▶ _GIVEN REQUEST_:
Reproduce the listing below in full and without alteration, apart from its pictures.

[Recorded data]
━━━━━━━━━━━━━━━━━━━━━━━━━━━━━━
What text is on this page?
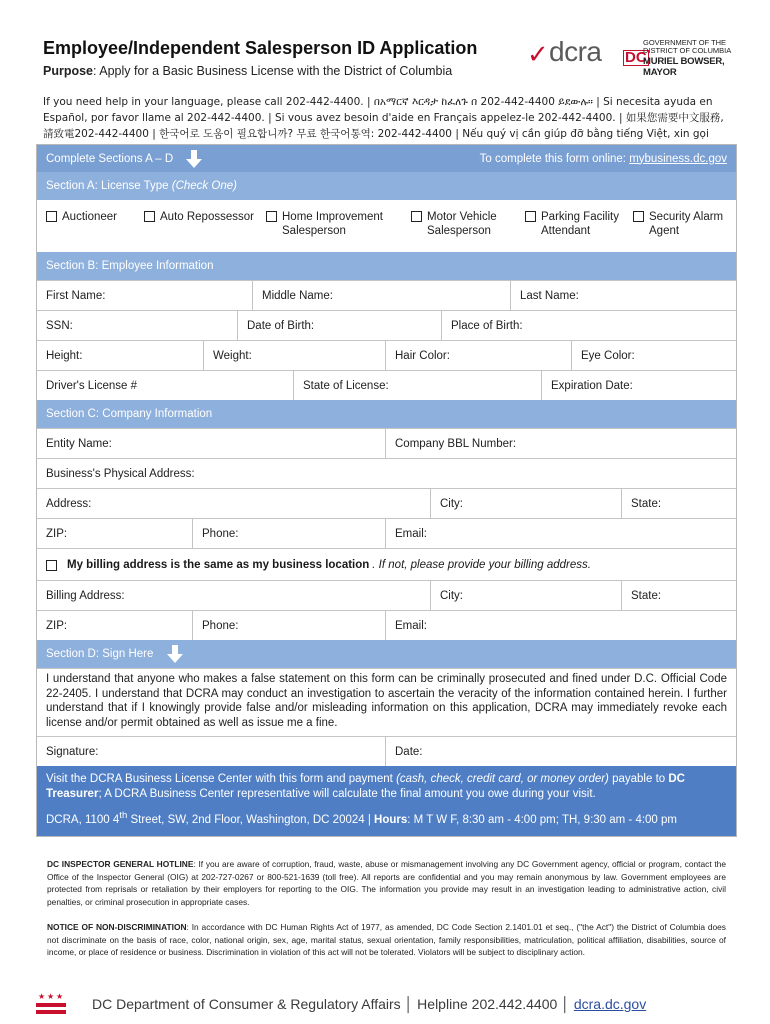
Employee/Independent Salesperson ID Application
Purpose: Apply for a Basic Business License with the District of Columbia
✓ dcra DC
GOVERNMENT OF THE
DISTRICT OF COLUMBIA
MURIEL BOWSER, MAYOR
If you need help in your language, please call 202-442-4400. | በአማርኛ እርዳታ ከፈለጉ በ 202-442-4400 ይደውሉ። | Si necesita ayuda en Español, por favor llame al 202-442-4400. | Si vous avez besoin d'aide en Français appelez-le 202-442-4400. | 如果您需要中文服務, 請致電202-442-4400 | 한국어로 도움이 필요합니까? 무료 한국어통역: 202-442-4400 | Nếu quý vị cần giúp đỡ bằng tiếng Việt, xin gọi
Complete Sections A – D	To complete this form online: mybusiness.dc.gov
Section A: License Type (Check One)
Auctioneer	Auto Repossessor Home Improvement
Salesperson
Motor Vehicle
Salesperson
Parking Facility
Attendant
Security Alarm
Agent
Section B: Employee Information
First Name:	Middle Name:	Last Name:
SSN:	Date of Birth:	Place of Birth:
Height:	Weight:	Hair Color:	Eye Color:
Driver's License #	State of License:	Expiration Date:
Section C: Company Information
Entity Name:	Company BBL Number:
Business's Physical Address:
Address:	City:	State:
ZIP:	Phone:	Email:
My billing address is the same as my business location . If not, please provide your billing address.
Billing Address:	City:	State:
ZIP:	Phone:	Email:
Section D: Sign Here
I understand that anyone who makes a false statement on this form can be criminally prosecuted and fined under D.C. Official Code 22-2405. I understand that DCRA may conduct an investigation to ascertain the veracity of the information contained herein. I further understand that if I knowingly provide false and/or misleading information on this application, DCRA may immediately revoke each license and/or permit obtained as well as issue me a fine.
Signature:	Date:
Visit the DCRA Business License Center with this form and payment (cash, check, credit card, or money order) payable to DC Treasurer; A DCRA Business Center representative will calculate the final amount you owe during your visit.
DCRA, 1100 4th Street, SW, 2nd Floor, Washington, DC 20024 | Hours: M T W F, 8:30 am - 4:00 pm; TH, 9:30 am - 4:00 pm
DC INSPECTOR GENERAL HOTLINE: If you are aware of corruption, fraud, waste, abuse or mismanagement involving any DC Government agency, official or program, contact the Office of the Inspector General (OIG) at 202-727-0267 or 800-521-1639 (toll free). All reports are confidential and you may remain anonymous by law. Government employees are protected from reprisals or retaliation by their employers for reporting to the OIG. The information you provide may result in an investigation leading to administrative action, civil penalties, or criminal prosecution in appropriate cases.
NOTICE OF NON-DISCRIMINATION: In accordance with DC Human Rights Act of 1977, as amended, DC Code Section 2.1401.01 et seq., ("the Act") the District of Columbia does not discriminate on the basis of race, color, national origin, sex, age, marital status, sexual orientation, family responsibilities, matriculation, political affiliation, disabilities, source of income, or place of residence or business. Discrimination in violation of this act will not be tolerated. Violators will be subject to disciplinary action.
★ ★ ★ DC Department of Consumer & Regulatory Affairs │ Helpline 202.442.4400 │ dcra.dc.gov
━━━━━━━━━━━━━━━━━━━━━━━━━━━━━━
▶ _RESPONSE_:
What text is on this page?
Employee/Independent Salesperson ID Application
Purpose: Apply for a Basic Business License with the District of Columbia
✓ dcra DC
GOVERNMENT OF THE
DISTRICT OF COLUMBIA
MURIEL BOWSER, MAYOR
If you need help in your language, please call 202-442-4400. | በአማርኛ እርዳታ ከፈለጉ በ 202-442-4400 ይደውሉ። | Si necesita ayuda en Español, por favor llame al 202-442-4400. | Si vous avez besoin d'aide en Français appelez-le 202-442-4400. | 如果您需要中文服務, 請致電202-442-4400 | 한국어로 도움이 필요합니까? 무료 한국어통역: 202-442-4400 | Nếu quý vị cần giúp đỡ bằng tiếng Việt, xin gọi
Complete Sections A – D	To complete this form online: mybusiness.dc.gov
Section A: License Type (Check One)
Auctioneer	Auto Repossessor Home Improvement
Salesperson
Motor Vehicle
Salesperson
Parking Facility
Attendant
Security Alarm
Agent
Section B: Employee Information
First Name:	Middle Name:	Last Name:
SSN:	Date of Birth:	Place of Birth:
Height:	Weight:	Hair Color:	Eye Color:
Driver's License #	State of License:	Expiration Date:
Section C: Company Information
Entity Name:	Company BBL Number:
Business's Physical Address:
Address:	City:	State:
ZIP:	Phone:	Email:
My billing address is the same as my business location . If not, please provide your billing address.
Billing Address:	City:	State:
ZIP:	Phone:	Email:
Section D: Sign Here
I understand that anyone who makes a false statement on this form can be criminally prosecuted and fined under D.C. Official Code 22-2405. I understand that DCRA may conduct an investigation to ascertain the veracity of the information contained herein. I further understand that if I knowingly provide false and/or misleading information on this application, DCRA may immediately revoke each license and/or permit obtained as well as issue me a fine.
Signature:	Date:
Visit the DCRA Business License Center with this form and payment (cash, check, credit card, or money order) payable to DC Treasurer; A DCRA Business Center representative will calculate the final amount you owe during your visit.
DCRA, 1100 4th Street, SW, 2nd Floor, Washington, DC 20024 | Hours: M T W F, 8:30 am - 4:00 pm; TH, 9:30 am - 4:00 pm
DC INSPECTOR GENERAL HOTLINE: If you are aware of corruption, fraud, waste, abuse or mismanagement involving any DC Government agency, official or program, contact the Office of the Inspector General (OIG) at 202-727-0267 or 800-521-1639 (toll free). All reports are confidential and you may remain anonymous by law. Government employees are protected from reprisals or retaliation by their employers for reporting to the OIG. The information you provide may result in an investigation leading to administrative action, civil penalties, or criminal prosecution in appropriate cases.
NOTICE OF NON-DISCRIMINATION: In accordance with DC Human Rights Act of 1977, as amended, DC Code Section 2.1401.01 et seq., ("the Act") the District of Columbia does not discriminate on the basis of race, color, national origin, sex, age, marital status, sexual orientation, family responsibilities, matriculation, political affiliation, disabilities, source of income, or place of residence or business. Discrimination in violation of this act will not be tolerated. Violators will be subject to disciplinary action.
★ ★ ★ DC Department of Consumer & Regulatory Affairs │ Helpline 202.442.4400 │ dcra.dc.gov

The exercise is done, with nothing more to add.